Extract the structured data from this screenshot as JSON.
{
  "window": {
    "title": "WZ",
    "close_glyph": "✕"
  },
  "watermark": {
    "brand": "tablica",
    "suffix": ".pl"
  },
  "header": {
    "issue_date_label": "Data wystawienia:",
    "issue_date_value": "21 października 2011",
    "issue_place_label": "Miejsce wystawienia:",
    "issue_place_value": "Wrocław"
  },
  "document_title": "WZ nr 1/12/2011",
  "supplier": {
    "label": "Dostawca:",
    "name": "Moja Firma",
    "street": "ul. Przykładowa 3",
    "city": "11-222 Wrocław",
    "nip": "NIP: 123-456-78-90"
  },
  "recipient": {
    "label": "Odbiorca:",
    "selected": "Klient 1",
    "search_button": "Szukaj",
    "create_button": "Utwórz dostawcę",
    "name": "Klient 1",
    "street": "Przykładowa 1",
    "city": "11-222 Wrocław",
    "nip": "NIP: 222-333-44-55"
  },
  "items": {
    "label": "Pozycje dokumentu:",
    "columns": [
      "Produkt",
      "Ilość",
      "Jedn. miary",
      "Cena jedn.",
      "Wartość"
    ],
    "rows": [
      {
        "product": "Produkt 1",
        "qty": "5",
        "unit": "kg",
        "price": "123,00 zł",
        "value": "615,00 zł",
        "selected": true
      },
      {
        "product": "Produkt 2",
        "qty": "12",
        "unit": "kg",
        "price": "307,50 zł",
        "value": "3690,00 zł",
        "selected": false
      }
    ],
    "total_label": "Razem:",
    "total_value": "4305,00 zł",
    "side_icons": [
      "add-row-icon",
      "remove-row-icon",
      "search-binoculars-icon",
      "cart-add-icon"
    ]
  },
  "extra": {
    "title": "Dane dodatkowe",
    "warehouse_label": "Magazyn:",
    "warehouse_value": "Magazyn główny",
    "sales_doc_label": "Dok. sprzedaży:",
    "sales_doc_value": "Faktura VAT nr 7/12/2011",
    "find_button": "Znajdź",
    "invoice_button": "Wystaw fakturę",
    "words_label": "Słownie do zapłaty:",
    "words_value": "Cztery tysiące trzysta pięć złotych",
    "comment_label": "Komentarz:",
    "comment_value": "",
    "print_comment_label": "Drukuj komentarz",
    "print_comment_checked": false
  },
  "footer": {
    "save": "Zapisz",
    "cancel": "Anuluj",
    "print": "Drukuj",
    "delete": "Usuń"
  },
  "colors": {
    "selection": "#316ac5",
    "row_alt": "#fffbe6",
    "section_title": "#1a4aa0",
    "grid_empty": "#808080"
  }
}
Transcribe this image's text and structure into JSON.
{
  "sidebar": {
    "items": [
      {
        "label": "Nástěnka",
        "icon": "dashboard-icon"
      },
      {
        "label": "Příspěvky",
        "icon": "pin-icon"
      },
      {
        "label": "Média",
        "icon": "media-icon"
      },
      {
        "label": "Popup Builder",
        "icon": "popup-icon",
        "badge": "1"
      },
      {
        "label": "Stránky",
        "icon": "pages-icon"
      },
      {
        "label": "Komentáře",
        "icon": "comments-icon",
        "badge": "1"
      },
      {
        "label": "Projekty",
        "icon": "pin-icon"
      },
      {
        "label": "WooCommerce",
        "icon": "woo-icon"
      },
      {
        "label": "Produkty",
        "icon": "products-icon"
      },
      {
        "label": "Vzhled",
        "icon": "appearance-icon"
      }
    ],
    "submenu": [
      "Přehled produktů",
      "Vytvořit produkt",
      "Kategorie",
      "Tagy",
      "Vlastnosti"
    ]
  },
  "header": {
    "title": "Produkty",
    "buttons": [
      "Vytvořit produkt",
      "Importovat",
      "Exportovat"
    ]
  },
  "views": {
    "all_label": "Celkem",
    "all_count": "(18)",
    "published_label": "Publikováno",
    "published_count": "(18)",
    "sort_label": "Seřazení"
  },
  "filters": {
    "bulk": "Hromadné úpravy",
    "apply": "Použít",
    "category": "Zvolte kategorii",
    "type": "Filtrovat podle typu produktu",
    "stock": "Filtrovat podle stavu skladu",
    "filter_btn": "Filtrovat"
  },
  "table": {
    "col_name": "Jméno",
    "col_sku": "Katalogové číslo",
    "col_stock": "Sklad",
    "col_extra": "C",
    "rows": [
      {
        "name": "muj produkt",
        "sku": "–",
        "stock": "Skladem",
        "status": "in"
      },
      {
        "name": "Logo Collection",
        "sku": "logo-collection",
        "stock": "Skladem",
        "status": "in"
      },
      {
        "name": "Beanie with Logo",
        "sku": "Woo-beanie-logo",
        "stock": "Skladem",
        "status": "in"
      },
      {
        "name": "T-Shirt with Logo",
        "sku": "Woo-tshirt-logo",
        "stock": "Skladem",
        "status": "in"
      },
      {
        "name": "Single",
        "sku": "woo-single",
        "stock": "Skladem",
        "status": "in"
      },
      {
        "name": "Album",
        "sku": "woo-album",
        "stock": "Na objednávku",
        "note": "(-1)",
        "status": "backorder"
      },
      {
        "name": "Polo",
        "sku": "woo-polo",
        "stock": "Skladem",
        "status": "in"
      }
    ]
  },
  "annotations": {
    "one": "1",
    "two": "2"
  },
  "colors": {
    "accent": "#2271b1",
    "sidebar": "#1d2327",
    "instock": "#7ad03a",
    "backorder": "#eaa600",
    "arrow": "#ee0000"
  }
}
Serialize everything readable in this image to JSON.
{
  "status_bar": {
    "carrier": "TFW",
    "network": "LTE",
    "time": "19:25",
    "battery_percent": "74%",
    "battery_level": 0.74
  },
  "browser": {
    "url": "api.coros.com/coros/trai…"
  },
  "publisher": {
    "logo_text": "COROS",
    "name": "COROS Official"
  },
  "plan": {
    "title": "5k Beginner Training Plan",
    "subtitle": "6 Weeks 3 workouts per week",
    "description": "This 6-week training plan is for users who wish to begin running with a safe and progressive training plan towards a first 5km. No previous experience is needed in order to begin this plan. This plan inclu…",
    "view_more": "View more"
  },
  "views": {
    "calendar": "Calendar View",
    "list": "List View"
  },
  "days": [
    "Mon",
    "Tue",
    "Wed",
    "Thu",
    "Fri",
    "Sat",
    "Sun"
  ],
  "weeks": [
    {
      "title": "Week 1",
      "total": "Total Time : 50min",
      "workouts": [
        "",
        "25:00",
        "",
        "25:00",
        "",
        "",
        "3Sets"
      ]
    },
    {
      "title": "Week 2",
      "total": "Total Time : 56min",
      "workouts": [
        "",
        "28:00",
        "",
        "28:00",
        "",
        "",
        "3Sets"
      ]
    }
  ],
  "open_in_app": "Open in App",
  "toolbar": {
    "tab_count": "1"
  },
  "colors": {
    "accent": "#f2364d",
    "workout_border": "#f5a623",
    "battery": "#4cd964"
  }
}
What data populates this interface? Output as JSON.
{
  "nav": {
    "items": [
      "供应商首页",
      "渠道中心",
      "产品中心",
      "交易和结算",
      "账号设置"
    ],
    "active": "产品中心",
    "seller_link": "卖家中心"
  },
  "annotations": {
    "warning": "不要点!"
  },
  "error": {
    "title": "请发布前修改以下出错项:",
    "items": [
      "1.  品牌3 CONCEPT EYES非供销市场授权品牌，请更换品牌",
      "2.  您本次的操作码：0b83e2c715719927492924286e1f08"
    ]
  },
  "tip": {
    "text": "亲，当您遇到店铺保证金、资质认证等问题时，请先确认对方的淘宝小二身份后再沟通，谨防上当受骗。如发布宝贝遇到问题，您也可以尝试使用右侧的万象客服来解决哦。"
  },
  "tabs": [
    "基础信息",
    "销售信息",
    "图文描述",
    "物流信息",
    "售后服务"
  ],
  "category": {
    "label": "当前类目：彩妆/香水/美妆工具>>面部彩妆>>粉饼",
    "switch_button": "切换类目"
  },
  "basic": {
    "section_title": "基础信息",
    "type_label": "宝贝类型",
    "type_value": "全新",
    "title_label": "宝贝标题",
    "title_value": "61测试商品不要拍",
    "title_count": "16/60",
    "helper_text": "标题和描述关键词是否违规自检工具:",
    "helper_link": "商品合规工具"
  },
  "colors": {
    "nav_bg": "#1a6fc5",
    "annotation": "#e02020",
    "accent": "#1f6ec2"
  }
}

Goal: Report only the count of lines that include the string "wystawienia".

Problem solution: 2